• The problem: Repeat the whole listing below, word for word.

• Recorded information:

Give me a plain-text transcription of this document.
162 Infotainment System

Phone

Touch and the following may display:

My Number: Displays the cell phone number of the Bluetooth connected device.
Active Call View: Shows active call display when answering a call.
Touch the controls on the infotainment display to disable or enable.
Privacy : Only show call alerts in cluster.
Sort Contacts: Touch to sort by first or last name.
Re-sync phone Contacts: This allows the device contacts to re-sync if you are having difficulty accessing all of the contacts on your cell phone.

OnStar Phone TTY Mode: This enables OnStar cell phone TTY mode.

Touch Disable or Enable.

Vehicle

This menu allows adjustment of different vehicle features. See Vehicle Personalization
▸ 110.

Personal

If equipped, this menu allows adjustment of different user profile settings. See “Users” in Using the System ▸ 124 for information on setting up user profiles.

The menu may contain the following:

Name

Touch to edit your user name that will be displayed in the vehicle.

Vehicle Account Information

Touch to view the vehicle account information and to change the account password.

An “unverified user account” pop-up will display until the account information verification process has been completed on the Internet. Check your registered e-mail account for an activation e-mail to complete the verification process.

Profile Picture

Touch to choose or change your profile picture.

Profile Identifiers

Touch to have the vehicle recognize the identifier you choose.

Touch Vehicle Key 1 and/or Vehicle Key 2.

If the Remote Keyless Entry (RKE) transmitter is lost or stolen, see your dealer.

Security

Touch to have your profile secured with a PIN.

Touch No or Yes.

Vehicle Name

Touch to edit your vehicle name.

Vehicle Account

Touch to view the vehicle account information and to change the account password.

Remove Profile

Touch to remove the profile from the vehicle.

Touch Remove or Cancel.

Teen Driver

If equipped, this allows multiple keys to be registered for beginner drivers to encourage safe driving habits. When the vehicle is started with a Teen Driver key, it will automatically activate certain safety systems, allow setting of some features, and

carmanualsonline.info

• Task response:
Give me a plain-text transcription of this document.
162 Infotainment System

Phone

Touch and the following may display:

My Number: Displays the cell phone number of the Bluetooth connected device.
Active Call View: Shows active call display when answering a call.
Touch the controls on the infotainment display to disable or enable.
Privacy : Only show call alerts in cluster.
Sort Contacts: Touch to sort by first or last name.
Re-sync phone Contacts: This allows the device contacts to re-sync if you are having difficulty accessing all of the contacts on your cell phone.

OnStar Phone TTY Mode: This enables OnStar cell phone TTY mode.

Touch Disable or Enable.

Vehicle

This menu allows adjustment of different vehicle features. See Vehicle Personalization
▸ 110.

Personal

If equipped, this menu allows adjustment of different user profile settings. See “Users” in Using the System ▸ 124 for information on setting up user profiles.

The menu may contain the following:

Name

Touch to edit your user name that will be displayed in the vehicle.

Vehicle Account Information

Touch to view the vehicle account information and to change the account password.

An “unverified user account” pop-up will display until the account information verification process has been completed on the Internet. Check your registered e-mail account for an activation e-mail to complete the verification process.

Profile Picture

Touch to choose or change your profile picture.

Profile Identifiers

Touch to have the vehicle recognize the identifier you choose.

Touch Vehicle Key 1 and/or Vehicle Key 2.

If the Remote Keyless Entry (RKE) transmitter is lost or stolen, see your dealer.

Security

Touch to have your profile secured with a PIN.

Touch No or Yes.

Vehicle Name

Touch to edit your vehicle name.

Vehicle Account

Touch to view the vehicle account information and to change the account password.

Remove Profile

Touch to remove the profile from the vehicle.

Touch Remove or Cancel.

Teen Driver

If equipped, this allows multiple keys to be registered for beginner drivers to encourage safe driving habits. When the vehicle is started with a Teen Driver key, it will automatically activate certain safety systems, allow setting of some features, and

carmanualsonline.info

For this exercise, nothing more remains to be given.